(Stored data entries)

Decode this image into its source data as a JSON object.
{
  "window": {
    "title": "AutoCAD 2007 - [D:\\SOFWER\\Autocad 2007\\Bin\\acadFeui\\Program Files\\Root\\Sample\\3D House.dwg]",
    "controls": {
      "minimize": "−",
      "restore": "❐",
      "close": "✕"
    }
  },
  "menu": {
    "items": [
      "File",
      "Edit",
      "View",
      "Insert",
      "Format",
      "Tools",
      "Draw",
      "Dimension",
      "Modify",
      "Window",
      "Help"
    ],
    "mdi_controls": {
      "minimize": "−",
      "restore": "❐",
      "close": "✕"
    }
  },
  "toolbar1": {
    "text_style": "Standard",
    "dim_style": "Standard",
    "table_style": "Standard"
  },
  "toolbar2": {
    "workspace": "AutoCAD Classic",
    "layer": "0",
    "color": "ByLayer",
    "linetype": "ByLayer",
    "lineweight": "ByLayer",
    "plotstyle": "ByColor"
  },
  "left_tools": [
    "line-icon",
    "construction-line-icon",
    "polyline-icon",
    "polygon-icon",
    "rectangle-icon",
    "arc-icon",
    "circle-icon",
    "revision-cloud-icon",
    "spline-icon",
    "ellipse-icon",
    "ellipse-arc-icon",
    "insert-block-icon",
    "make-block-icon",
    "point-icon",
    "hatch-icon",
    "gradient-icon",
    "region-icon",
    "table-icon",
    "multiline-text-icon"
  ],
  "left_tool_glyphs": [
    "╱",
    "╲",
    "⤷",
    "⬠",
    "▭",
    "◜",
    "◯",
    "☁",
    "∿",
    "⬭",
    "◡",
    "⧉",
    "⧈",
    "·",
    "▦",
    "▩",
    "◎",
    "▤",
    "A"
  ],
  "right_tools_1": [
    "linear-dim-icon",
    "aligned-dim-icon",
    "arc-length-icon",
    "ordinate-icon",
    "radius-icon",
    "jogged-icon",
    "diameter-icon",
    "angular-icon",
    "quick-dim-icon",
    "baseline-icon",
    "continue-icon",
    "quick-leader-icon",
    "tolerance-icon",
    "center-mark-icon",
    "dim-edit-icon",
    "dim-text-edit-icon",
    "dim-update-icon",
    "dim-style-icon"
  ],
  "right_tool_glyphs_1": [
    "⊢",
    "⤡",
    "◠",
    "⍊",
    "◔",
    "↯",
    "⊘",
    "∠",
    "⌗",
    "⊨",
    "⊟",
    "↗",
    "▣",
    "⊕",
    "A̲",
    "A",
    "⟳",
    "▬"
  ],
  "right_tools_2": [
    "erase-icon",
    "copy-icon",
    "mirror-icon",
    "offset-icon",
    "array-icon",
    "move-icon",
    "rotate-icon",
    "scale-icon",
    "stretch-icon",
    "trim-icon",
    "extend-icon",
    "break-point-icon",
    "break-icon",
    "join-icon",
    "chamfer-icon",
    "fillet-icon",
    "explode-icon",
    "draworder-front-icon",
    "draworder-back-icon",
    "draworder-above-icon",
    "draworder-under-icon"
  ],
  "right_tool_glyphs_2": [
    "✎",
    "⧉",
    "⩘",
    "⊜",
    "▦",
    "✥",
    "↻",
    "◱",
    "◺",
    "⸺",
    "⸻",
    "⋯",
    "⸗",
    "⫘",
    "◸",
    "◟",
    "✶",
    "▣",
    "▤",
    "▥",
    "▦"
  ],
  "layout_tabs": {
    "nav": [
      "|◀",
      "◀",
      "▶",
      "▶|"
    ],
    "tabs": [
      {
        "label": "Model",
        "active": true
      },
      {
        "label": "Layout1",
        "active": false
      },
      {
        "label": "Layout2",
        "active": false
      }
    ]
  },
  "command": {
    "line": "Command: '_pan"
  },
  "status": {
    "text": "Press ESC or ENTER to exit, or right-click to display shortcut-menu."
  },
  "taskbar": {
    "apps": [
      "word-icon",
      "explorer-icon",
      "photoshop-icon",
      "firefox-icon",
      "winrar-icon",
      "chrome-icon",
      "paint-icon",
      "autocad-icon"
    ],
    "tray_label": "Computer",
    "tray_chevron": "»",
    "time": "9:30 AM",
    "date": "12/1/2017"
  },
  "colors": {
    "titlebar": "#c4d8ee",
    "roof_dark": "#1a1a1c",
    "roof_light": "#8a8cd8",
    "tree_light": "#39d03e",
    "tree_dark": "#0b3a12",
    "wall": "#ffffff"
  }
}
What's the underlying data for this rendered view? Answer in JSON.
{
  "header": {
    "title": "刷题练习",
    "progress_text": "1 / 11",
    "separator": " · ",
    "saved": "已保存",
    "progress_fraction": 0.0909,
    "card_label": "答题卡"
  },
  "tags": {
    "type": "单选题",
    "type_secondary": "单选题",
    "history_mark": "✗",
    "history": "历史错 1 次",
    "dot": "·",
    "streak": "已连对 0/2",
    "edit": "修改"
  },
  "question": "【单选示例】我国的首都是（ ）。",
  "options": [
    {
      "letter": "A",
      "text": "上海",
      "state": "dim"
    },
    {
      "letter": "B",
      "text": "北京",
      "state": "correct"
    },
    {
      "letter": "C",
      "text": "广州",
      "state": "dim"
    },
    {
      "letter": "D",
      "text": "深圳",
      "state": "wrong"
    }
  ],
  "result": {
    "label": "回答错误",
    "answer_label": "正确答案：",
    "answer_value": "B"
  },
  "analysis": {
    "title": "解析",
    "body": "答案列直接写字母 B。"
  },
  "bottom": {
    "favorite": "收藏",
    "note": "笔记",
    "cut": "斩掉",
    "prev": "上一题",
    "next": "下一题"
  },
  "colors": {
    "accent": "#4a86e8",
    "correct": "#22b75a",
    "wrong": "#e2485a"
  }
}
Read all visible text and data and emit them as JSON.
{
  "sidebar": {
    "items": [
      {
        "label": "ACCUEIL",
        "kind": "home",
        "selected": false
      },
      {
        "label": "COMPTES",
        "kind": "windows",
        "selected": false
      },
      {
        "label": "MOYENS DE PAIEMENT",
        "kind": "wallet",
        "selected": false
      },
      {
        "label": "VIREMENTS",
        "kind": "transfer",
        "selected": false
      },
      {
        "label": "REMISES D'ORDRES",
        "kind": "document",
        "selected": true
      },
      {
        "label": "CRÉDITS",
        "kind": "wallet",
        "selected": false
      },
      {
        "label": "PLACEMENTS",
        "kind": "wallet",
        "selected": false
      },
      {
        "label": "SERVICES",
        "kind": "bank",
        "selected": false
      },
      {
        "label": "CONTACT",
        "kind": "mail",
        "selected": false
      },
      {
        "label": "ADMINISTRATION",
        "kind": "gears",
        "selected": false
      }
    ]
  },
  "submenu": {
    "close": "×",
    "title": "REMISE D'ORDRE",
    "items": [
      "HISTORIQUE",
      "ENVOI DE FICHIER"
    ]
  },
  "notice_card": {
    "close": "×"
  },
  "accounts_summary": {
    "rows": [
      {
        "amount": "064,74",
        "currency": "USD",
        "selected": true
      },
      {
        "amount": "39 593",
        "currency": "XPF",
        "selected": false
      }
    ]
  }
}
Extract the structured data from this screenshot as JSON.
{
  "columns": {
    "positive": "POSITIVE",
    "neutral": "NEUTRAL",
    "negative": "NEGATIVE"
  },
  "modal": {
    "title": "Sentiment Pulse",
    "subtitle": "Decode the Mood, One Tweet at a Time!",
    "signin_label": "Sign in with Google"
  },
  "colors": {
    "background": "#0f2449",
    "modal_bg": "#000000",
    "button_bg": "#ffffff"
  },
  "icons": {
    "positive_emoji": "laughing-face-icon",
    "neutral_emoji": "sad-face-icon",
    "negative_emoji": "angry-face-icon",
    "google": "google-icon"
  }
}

**What this task involves:** Of all the lines in the data above, state how many include "JSON". Say only the number.

**Solution below:** 4